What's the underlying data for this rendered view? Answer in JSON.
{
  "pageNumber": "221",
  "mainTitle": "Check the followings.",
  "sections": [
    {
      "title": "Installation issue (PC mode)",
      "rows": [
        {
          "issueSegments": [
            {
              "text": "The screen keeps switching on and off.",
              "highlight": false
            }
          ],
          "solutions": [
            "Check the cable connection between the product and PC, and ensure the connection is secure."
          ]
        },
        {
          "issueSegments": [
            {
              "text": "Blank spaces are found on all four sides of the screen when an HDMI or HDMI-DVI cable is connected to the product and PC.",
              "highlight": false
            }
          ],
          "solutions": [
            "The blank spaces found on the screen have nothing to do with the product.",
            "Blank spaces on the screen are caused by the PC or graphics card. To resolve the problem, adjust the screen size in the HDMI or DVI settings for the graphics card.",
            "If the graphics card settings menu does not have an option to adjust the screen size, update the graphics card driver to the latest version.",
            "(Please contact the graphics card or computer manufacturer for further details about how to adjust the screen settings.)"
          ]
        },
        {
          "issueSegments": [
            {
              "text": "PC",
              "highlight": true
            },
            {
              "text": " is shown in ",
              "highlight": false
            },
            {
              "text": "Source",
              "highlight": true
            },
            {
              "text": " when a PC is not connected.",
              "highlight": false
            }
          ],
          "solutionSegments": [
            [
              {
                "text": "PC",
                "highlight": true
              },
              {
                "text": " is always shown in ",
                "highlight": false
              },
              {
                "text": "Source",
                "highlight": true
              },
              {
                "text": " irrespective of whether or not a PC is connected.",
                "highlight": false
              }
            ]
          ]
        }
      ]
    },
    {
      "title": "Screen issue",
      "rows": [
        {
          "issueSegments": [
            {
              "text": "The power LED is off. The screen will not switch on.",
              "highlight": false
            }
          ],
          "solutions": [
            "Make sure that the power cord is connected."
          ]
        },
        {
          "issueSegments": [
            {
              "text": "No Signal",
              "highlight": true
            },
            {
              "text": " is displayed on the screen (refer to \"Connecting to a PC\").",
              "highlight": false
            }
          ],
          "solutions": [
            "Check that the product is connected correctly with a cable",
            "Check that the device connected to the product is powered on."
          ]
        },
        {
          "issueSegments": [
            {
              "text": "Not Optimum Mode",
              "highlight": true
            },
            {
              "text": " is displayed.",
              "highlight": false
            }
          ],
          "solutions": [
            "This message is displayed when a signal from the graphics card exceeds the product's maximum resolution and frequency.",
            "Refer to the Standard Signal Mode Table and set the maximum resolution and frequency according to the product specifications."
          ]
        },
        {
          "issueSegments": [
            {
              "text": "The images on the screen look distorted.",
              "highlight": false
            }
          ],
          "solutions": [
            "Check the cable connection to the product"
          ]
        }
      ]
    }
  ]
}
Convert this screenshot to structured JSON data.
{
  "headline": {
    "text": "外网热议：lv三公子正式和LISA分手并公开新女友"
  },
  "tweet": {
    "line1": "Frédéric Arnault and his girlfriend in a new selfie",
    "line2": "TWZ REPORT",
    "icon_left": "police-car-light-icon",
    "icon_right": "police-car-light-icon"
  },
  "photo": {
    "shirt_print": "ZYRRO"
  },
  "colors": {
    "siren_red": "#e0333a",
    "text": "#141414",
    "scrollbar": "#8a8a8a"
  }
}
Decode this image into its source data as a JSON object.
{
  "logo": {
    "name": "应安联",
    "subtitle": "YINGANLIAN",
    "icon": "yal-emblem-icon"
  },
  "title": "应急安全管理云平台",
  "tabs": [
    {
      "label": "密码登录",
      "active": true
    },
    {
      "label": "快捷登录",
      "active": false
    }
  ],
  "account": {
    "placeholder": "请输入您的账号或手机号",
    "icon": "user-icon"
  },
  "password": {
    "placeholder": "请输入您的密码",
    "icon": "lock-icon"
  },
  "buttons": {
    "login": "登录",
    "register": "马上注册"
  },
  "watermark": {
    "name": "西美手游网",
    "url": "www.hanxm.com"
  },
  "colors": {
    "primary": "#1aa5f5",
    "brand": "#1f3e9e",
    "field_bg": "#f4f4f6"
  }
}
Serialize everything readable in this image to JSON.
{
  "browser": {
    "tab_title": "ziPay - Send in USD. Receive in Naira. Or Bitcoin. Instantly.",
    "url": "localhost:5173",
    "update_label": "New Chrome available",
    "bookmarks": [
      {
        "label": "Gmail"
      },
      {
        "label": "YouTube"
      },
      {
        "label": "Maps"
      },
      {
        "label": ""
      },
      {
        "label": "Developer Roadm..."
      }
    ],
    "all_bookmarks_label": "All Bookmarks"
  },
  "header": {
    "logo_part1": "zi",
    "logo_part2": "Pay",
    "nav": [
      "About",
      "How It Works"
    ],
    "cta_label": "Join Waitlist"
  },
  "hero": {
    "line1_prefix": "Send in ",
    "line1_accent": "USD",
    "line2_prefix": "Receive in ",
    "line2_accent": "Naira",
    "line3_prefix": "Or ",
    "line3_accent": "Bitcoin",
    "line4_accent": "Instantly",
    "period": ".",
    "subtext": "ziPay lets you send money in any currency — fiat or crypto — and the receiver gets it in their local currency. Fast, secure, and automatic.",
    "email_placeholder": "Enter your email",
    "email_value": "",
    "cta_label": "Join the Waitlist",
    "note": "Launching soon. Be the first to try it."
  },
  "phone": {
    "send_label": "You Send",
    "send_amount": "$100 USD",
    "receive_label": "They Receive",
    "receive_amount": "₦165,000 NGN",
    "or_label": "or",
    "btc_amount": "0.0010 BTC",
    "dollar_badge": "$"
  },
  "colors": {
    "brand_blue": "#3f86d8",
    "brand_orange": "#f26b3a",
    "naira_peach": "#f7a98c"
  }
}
□ □ □ □ □ □ □
■ Task instructions
Make an exact copy of the data above.

■ Result
What's the underlying data for this rendered view? Answer in JSON.
{
  "pageNumber": "221",
  "mainTitle": "Check the followings.",
  "sections": [
    {
      "title": "Installation issue (PC mode)",
      "rows": [
        {
          "issueSegments": [
            {
              "text": "The screen keeps switching on and off.",
              "highlight": false
            }
          ],
          "solutions": [
            "Check the cable connection between the product and PC, and ensure the connection is secure."
          ]
        },
        {
          "issueSegments": [
            {
              "text": "Blank spaces are found on all four sides of the screen when an HDMI or HDMI-DVI cable is connected to the product and PC.",
              "highlight": false
            }
          ],
          "solutions": [
            "The blank spaces found on the screen have nothing to do with the product.",
            "Blank spaces on the screen are caused by the PC or graphics card. To resolve the problem, adjust the screen size in the HDMI or DVI settings for the graphics card.",
            "If the graphics card settings menu does not have an option to adjust the screen size, update the graphics card driver to the latest version.",
            "(Please contact the graphics card or computer manufacturer for further details about how to adjust the screen settings.)"
          ]
        },
        {
          "issueSegments": [
            {
              "text": "PC",
              "highlight": true
            },
            {
              "text": " is shown in ",
              "highlight": false
            },
            {
              "text": "Source",
              "highlight": true
            },
            {
              "text": " when a PC is not connected.",
              "highlight": false
            }
          ],
          "solutionSegments": [
            [
              {
                "text": "PC",
                "highlight": true
              },
              {
                "text": " is always shown in ",
                "highlight": false
              },
              {
                "text": "Source",
                "highlight": true
              },
              {
                "text": " irrespective of whether or not a PC is connected.",
                "highlight": false
              }
            ]
          ]
        }
      ]
    },
    {
      "title": "Screen issue",
      "rows": [
        {
          "issueSegments": [
            {
              "text": "The power LED is off. The screen will not switch on.",
              "highlight": false
            }
          ],
          "solutions": [
            "Make sure that the power cord is connected."
          ]
        },
        {
          "issueSegments": [
            {
              "text": "No Signal",
              "highlight": true
            },
            {
              "text": " is displayed on the screen (refer to \"Connecting to a PC\").",
              "highlight": false
            }
          ],
          "solutions": [
            "Check that the product is connected correctly with a cable",
            "Check that the device connected to the product is powered on."
          ]
        },
        {
          "issueSegments": [
            {
              "text": "Not Optimum Mode",
              "highlight": true
            },
            {
              "text": " is displayed.",
              "highlight": false
            }
          ],
          "solutions": [
            "This message is displayed when a signal from the graphics card exceeds the product's maximum resolution and frequency.",
            "Refer to the Standard Signal Mode Table and set the maximum resolution and frequency according to the product specifications."
          ]
        },
        {
          "issueSegments": [
            {
              "text": "The images on the screen look distorted.",
              "highlight": false
            }
          ],
          "solutions": [
            "Check the cable connection to the product"
          ]
        }
      ]
    }
  ]
}
Convert this screenshot to structured JSON data.
{
  "headline": {
    "text": "外网热议：lv三公子正式和LISA分手并公开新女友"
  },
  "tweet": {
    "line1": "Frédéric Arnault and his girlfriend in a new selfie",
    "line2": "TWZ REPORT",
    "icon_left": "police-car-light-icon",
    "icon_right": "police-car-light-icon"
  },
  "photo": {
    "shirt_print": "ZYRRO"
  },
  "colors": {
    "siren_red": "#e0333a",
    "text": "#141414",
    "scrollbar": "#8a8a8a"
  }
}
Decode this image into its source data as a JSON object.
{
  "logo": {
    "name": "应安联",
    "subtitle": "YINGANLIAN",
    "icon": "yal-emblem-icon"
  },
  "title": "应急安全管理云平台",
  "tabs": [
    {
      "label": "密码登录",
      "active": true
    },
    {
      "label": "快捷登录",
      "active": false
    }
  ],
  "account": {
    "placeholder": "请输入您的账号或手机号",
    "icon": "user-icon"
  },
  "password": {
    "placeholder": "请输入您的密码",
    "icon": "lock-icon"
  },
  "buttons": {
    "login": "登录",
    "register": "马上注册"
  },
  "watermark": {
    "name": "西美手游网",
    "url": "www.hanxm.com"
  },
  "colors": {
    "primary": "#1aa5f5",
    "brand": "#1f3e9e",
    "field_bg": "#f4f4f6"
  }
}
Serialize everything readable in this image to JSON.
{
  "browser": {
    "tab_title": "ziPay - Send in USD. Receive in Naira. Or Bitcoin. Instantly.",
    "url": "localhost:5173",
    "update_label": "New Chrome available",
    "bookmarks": [
      {
        "label": "Gmail"
      },
      {
        "label": "YouTube"
      },
      {
        "label": "Maps"
      },
      {
        "label": ""
      },
      {
        "label": "Developer Roadm..."
      }
    ],
    "all_bookmarks_label": "All Bookmarks"
  },
  "header": {
    "logo_part1": "zi",
    "logo_part2": "Pay",
    "nav": [
      "About",
      "How It Works"
    ],
    "cta_label": "Join Waitlist"
  },
  "hero": {
    "line1_prefix": "Send in ",
    "line1_accent": "USD",
    "line2_prefix": "Receive in ",
    "line2_accent": "Naira",
    "line3_prefix": "Or ",
    "line3_accent": "Bitcoin",
    "line4_accent": "Instantly",
    "period": ".",
    "subtext": "ziPay lets you send money in any currency — fiat or crypto — and the receiver gets it in their local currency. Fast, secure, and automatic.",
    "email_placeholder": "Enter your email",
    "email_value": "",
    "cta_label": "Join the Waitlist",
    "note": "Launching soon. Be the first to try it."
  },
  "phone": {
    "send_label": "You Send",
    "send_amount": "$100 USD",
    "receive_label": "They Receive",
    "receive_amount": "₦165,000 NGN",
    "or_label": "or",
    "btc_amount": "0.0010 BTC",
    "dollar_badge": "$"
  },
  "colors": {
    "brand_blue": "#3f86d8",
    "brand_orange": "#f26b3a",
    "naira_peach": "#f7a98c"
  }
}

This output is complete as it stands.